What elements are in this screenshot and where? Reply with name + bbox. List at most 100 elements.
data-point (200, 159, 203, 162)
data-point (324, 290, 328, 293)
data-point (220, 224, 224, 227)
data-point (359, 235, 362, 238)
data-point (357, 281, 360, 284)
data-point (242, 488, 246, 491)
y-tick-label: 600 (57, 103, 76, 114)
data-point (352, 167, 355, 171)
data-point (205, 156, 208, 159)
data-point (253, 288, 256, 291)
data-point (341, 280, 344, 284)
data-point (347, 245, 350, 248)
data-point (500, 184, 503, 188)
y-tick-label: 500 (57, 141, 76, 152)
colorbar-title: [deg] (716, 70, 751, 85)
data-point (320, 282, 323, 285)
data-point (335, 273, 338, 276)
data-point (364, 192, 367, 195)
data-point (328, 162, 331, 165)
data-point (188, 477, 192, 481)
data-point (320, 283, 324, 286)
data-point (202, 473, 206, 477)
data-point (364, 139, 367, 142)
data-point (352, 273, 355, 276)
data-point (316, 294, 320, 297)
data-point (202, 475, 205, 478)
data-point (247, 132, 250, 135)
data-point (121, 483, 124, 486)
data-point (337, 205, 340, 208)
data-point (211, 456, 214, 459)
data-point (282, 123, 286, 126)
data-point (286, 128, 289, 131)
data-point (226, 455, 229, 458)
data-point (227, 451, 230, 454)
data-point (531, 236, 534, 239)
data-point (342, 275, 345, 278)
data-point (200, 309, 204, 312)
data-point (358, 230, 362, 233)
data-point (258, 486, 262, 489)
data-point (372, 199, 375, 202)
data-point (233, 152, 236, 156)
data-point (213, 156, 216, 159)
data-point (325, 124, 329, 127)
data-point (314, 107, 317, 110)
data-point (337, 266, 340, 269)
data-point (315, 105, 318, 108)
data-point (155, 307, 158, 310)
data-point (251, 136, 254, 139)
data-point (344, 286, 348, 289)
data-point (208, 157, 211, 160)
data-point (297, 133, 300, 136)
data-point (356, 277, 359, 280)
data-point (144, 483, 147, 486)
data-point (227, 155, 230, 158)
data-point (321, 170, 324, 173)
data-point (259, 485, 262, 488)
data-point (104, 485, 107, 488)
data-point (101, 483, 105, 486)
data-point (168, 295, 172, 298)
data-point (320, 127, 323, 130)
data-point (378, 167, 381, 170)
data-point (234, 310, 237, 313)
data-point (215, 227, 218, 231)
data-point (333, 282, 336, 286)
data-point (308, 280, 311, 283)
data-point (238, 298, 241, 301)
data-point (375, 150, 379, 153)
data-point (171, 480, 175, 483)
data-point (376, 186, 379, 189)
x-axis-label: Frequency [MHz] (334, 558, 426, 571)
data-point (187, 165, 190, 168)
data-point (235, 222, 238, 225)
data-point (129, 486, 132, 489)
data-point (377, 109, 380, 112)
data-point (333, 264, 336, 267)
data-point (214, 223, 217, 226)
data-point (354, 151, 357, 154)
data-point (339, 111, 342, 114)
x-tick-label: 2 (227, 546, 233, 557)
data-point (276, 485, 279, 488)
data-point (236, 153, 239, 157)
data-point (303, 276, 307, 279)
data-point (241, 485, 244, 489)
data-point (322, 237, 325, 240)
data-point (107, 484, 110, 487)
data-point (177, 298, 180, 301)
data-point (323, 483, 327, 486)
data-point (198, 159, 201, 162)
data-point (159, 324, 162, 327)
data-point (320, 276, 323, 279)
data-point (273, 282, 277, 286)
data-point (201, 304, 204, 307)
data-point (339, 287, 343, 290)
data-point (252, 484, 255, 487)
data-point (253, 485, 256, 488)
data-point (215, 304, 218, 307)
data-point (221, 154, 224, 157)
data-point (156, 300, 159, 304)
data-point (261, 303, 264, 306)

........

### [Stated problem]
Return each line of the data above that contains the word "tick". Treat uppercase and lowercase as different.

### [Output of the exercise]
y-tick-label: 600 (57, 103, 76, 114)
y-tick-label: 500 (57, 141, 76, 152)
x-tick-label: 2 (227, 546, 233, 557)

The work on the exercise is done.